▶ EXERCISE DETAILS: How would you translate this sentence from the blog post on toddlers, community, and overreactions into Spanish: "I clean out the lint filter every time I use the dryer."

▶ EXCERPTED TEXT:
Toddlers, Community, Overreactions, and Justice

 1. Considered taking a several month hiatus from this blog, because we found this awesome Harry Potter project on Facebook; and I thought it might take a lot of time to read it each day. But I realized I love Harry Potter AND Australia.  I can find time for both.  I actually don't think the Harry Potter stuff will take that long, anyway.

2. Came up with idea for going to the lake house today.  Since we don't have Internet in the cabin (where we'll be hanging out) I'm leaving windows open with stuff I want to read. That way I can read without a connection.  Although I won't be able to look stuff up if I have questions.  It will be very old school.

3. Read article about young Australians not cleaning the lint filter from their dryer; and how this is a fire hazard. I didn't think Australians use their dryers that much....at least not as much as Americans do.

I clean out the lint filter every time I use the dryer.  The problem is some of it falls back past the filter, and it's really hard for me to get to it.   The other day I made a contraption with tape and a hanger.   I was able to get some of it, but not much.  I'm guessing there are special tools you can buy for the task.  I kind of remember seeing something somewhere. Maybe on the in-flight catalog? 

Here we go.  I found an example of  a tool kit.  I'll try to remember to look for one next time I'm at the store.  

4. Perplexed by story of child being locked into overhead bin on an airplane. On a Virgin flight from Fiji to Sydney, parents were playing hide and seek with their toddler.  First, of all how do you play hide and seek on an airplane?

Okay, so a flight attendant decided to join in the fun. She took the child and put him up into the bin.   Now the mother of the child is saying this has psychologically traumatized her child, and the flight attendant was fired.  

I guess I have questions.

A) How long was the child in the bin?
B) Did the child cry to get out, and when he cried, was he released?
C) Did the parents protest?

I personally do not like the feeling of being trapped, but I think some people are more okay with it.   I think a lot of toddlers would hate it, but others might think it's very silly.

As long as the child was immediately released when parents or the child protested, I don't think the flight attendant needed to be fired. 

It reminds me of an incident at our lake house pool.  We had my toddler nephew in the pool.  My sister was trying to get him used to the water.  Then one of my nieces came over and dumped a cup of water over his head.   I think most of the adults were horrified.  Some of us started to sternly scold my niece, and then we heard my nephew laughing hysterically. He loved it. If he hated it, and we let her continue.; THAT would be wrong.

One thing I've seen with adults and children is this. The adult will do something to a child, and the child obviously doesn't like it.  He'll look slightly scared or whimper a bit.  He may try to move away.  But since the child hasn't screamed or cried hysterically, the adult figures it's okay to keep doing it.   They continue to do it until the child is very upset. Then finally they stop.

Why do they do that?  I don't get it.  Now I'm not talking about things you NEED to do with a child—like clean out the earwax in their ears, give them a bath, make them take their medicine, etc.  I'm talking more about playful/teasing stuff. 

5. Read another article about the locked up toddler.  This one says the mother did protest, and that the child was locked in there for ten seconds.  I'm reading some of the comments on the article, and I have to agree with many of them. Maybe the child was more traumatized by the fact that his parents made a big deal out of it. I hate to minimize suffering, but I'm going to have to. Much worse things have happened to children. And scary things happen to children all the time. What about shots?   I think it's terrifying for kids to be held down and then stuck with a needle.

▶ DATA FOR ANALYSIS:
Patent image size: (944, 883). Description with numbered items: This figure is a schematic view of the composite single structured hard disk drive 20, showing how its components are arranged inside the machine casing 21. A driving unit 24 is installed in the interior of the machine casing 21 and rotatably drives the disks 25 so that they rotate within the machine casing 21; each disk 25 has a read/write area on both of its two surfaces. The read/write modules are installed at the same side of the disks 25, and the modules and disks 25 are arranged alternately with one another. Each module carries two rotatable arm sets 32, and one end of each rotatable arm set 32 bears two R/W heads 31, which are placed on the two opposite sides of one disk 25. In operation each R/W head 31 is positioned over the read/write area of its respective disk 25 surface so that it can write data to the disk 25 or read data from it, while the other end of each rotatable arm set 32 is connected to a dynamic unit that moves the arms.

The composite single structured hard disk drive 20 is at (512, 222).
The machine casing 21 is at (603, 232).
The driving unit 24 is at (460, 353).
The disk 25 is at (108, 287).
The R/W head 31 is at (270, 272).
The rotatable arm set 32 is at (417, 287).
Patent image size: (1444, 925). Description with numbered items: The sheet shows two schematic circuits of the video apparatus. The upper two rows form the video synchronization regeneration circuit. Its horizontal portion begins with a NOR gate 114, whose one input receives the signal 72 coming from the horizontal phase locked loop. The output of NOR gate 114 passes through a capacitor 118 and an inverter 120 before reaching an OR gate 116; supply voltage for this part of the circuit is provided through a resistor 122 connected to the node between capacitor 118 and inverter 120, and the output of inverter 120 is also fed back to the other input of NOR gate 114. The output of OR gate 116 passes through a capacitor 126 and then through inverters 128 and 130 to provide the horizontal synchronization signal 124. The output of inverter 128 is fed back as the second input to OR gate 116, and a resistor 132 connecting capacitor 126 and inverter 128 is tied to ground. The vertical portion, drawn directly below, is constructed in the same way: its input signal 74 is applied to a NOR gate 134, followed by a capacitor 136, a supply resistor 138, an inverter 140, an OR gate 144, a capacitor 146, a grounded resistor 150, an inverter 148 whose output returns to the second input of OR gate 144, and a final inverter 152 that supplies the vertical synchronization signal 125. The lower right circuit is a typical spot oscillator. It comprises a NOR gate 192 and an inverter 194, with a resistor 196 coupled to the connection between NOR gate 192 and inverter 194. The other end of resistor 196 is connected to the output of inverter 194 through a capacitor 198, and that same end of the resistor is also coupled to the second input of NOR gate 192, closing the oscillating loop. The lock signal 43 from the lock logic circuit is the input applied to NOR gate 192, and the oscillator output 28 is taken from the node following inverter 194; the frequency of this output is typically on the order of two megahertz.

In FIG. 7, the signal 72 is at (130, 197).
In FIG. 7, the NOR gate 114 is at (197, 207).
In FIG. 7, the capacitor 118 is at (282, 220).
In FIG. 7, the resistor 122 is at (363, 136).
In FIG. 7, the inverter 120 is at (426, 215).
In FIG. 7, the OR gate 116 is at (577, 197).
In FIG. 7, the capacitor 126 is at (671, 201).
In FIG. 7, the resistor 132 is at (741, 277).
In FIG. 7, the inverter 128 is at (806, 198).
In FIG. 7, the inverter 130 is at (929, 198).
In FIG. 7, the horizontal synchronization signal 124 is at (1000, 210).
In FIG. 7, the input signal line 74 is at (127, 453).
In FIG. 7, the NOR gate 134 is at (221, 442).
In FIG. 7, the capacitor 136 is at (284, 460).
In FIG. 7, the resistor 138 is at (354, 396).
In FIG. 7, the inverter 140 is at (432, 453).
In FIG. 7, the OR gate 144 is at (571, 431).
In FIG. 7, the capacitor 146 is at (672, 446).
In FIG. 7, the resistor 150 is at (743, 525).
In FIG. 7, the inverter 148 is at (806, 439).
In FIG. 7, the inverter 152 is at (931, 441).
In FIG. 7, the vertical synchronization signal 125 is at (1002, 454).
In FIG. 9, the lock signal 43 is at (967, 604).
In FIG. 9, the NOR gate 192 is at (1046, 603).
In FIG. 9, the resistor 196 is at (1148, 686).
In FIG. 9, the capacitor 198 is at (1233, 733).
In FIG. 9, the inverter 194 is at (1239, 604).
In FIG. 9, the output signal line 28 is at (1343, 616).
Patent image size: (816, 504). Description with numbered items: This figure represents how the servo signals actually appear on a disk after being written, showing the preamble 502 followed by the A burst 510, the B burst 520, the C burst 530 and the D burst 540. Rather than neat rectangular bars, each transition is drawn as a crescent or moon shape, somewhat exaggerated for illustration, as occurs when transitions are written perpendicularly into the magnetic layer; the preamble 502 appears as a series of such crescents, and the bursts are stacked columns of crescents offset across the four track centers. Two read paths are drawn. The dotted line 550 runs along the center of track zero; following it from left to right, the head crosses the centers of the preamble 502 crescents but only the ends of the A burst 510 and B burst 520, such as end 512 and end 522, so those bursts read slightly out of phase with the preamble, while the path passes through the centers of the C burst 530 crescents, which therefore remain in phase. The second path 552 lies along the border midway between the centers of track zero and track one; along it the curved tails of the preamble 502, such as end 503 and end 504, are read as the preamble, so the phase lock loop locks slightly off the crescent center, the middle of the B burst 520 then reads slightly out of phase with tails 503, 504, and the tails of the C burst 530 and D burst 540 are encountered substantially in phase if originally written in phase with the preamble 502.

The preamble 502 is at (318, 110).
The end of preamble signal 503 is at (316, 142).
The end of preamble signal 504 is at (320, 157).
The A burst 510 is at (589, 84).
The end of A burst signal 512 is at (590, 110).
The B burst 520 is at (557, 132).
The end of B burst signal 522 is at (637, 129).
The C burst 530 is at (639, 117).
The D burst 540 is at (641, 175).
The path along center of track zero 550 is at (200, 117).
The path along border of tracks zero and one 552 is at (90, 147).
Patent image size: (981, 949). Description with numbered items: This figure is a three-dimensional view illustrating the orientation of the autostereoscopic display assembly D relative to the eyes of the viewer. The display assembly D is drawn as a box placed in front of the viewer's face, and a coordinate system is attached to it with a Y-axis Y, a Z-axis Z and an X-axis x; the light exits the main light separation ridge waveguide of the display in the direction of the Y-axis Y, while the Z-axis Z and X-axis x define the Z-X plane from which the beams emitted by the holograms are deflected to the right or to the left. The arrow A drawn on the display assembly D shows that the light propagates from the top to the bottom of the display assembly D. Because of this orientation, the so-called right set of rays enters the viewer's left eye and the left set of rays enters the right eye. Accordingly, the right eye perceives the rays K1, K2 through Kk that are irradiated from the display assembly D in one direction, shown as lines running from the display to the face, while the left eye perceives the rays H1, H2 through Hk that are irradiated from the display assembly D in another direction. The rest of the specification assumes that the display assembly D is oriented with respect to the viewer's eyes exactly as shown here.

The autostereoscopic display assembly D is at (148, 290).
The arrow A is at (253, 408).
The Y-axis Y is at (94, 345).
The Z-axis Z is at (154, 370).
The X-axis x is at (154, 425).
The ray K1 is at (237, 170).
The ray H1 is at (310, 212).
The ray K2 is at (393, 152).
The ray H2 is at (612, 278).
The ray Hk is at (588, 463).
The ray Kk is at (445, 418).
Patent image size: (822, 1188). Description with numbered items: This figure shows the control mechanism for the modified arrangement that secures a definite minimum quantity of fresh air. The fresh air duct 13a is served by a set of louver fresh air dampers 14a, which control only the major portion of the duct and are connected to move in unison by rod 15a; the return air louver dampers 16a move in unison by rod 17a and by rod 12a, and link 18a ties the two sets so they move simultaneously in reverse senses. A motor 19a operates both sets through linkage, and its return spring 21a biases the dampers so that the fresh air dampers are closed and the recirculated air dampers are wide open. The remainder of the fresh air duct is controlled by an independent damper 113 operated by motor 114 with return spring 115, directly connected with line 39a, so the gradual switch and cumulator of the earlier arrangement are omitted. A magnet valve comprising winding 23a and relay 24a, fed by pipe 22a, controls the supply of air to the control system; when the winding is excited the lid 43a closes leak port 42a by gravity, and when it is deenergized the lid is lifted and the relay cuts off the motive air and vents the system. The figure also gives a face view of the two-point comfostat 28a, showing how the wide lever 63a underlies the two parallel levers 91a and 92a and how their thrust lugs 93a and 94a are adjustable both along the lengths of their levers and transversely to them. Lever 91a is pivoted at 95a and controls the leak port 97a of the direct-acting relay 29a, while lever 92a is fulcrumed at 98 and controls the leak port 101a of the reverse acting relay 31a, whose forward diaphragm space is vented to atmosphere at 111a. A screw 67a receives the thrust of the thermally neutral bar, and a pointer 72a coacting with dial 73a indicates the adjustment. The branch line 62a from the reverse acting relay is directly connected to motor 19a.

▶ YOUR SOLUTION: Limpio el filtro de pelusa cada vez que uso la secadora.